> _DIRECTION_
Say how many lines include the word "师生互动", using only a number.

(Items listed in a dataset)
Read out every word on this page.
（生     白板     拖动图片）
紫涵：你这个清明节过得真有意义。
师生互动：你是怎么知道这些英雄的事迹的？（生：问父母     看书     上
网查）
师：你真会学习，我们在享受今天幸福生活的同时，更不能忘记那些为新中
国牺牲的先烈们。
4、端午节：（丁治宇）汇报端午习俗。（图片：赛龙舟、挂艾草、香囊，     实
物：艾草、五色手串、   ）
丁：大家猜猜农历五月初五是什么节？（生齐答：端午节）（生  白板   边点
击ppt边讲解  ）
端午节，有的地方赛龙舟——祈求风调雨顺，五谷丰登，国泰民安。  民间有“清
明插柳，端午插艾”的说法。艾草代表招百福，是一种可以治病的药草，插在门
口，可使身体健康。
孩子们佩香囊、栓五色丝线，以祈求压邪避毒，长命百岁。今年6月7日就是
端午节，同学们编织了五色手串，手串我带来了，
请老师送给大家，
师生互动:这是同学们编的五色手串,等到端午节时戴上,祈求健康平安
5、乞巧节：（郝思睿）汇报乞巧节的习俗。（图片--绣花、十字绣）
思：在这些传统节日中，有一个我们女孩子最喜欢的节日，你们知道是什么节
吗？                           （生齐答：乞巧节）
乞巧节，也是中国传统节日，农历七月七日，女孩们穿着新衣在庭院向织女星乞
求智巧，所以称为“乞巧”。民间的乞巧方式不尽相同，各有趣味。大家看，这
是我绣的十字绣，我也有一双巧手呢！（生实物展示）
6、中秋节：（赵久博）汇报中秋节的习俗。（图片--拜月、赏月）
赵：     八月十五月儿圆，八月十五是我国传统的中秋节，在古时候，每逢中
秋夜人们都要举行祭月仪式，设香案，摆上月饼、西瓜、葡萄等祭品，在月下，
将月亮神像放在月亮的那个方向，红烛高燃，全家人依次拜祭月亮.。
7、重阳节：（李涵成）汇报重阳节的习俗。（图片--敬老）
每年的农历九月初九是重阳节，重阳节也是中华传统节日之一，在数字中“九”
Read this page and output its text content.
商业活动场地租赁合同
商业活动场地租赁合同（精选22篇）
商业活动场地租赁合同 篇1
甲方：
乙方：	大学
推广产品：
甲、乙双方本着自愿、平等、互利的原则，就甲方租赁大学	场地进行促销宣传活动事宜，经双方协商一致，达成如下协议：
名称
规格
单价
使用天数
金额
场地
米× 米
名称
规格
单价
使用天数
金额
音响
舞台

> _TASK RESPONSE_
2